▸ INSTRUCTIONS FOR THE TASK: Write out each line that follows exactly as it stands, without the pictures.

-- Begin INPUT DATA --

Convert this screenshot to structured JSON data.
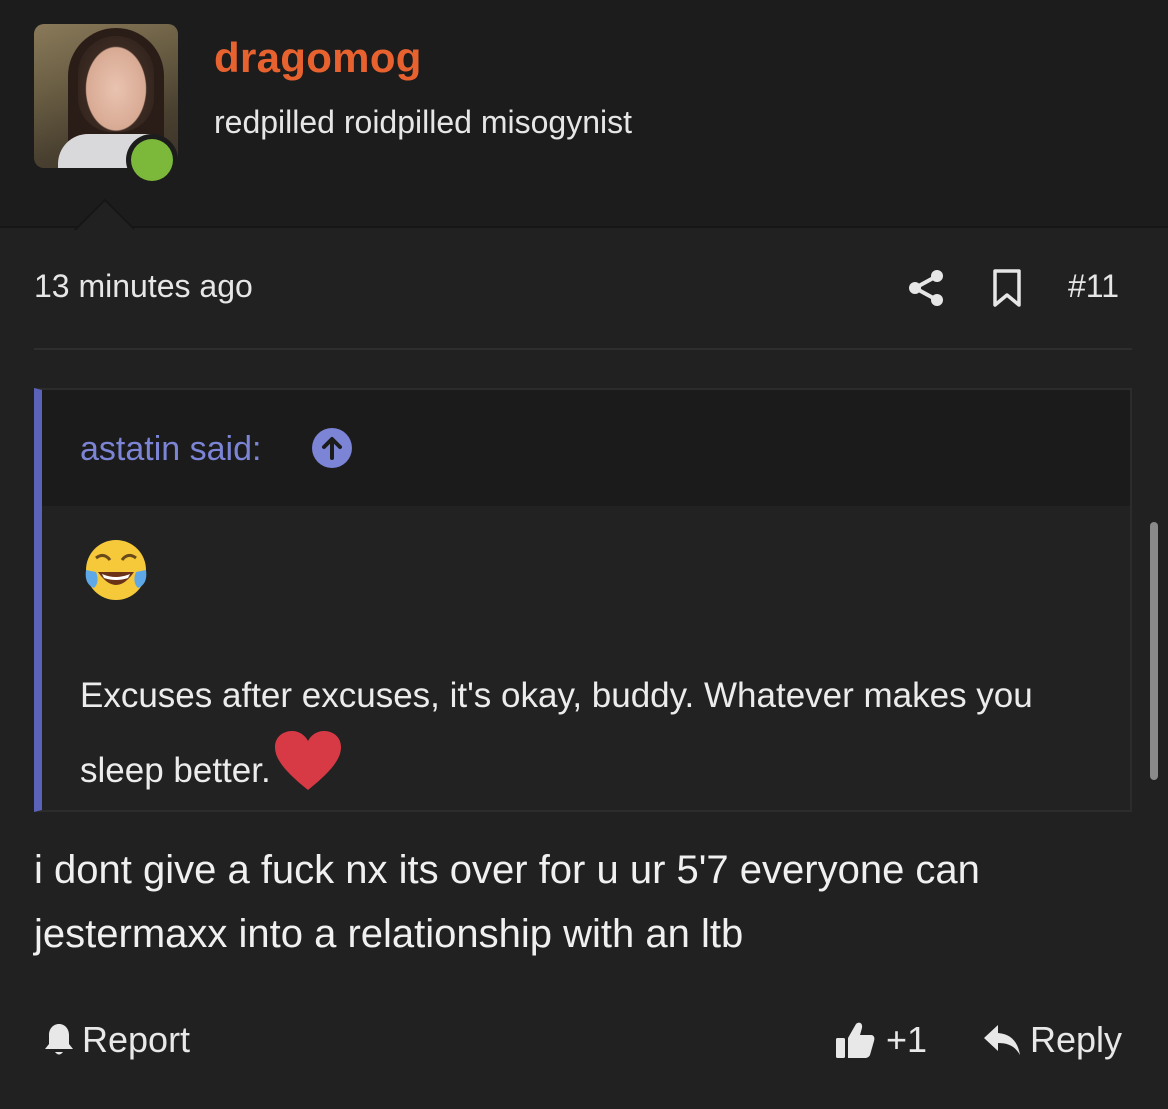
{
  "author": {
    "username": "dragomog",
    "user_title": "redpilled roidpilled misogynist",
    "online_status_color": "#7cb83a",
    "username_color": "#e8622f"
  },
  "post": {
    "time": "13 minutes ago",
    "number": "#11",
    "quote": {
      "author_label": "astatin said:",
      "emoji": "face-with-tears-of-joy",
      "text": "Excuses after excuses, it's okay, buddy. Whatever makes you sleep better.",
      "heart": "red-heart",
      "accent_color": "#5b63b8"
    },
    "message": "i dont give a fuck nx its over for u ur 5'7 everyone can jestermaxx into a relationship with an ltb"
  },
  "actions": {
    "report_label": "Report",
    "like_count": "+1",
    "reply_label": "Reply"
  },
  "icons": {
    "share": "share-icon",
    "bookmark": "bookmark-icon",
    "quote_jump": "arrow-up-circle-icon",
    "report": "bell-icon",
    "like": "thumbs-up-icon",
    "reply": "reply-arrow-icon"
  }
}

-- End INPUT DATA --

▸ EXERCISE OUTPUT:
Convert this screenshot to structured JSON data.
{
  "author": {
    "username": "dragomog",
    "user_title": "redpilled roidpilled misogynist",
    "online_status_color": "#7cb83a",
    "username_color": "#e8622f"
  },
  "post": {
    "time": "13 minutes ago",
    "number": "#11",
    "quote": {
      "author_label": "astatin said:",
      "emoji": "face-with-tears-of-joy",
      "text": "Excuses after excuses, it's okay, buddy. Whatever makes you sleep better.",
      "heart": "red-heart",
      "accent_color": "#5b63b8"
    },
    "message": "i dont give a fuck nx its over for u ur 5'7 everyone can jestermaxx into a relationship with an ltb"
  },
  "actions": {
    "report_label": "Report",
    "like_count": "+1",
    "reply_label": "Reply"
  },
  "icons": {
    "share": "share-icon",
    "bookmark": "bookmark-icon",
    "quote_jump": "arrow-up-circle-icon",
    "report": "bell-icon",
    "like": "thumbs-up-icon",
    "reply": "reply-arrow-icon"
  }
}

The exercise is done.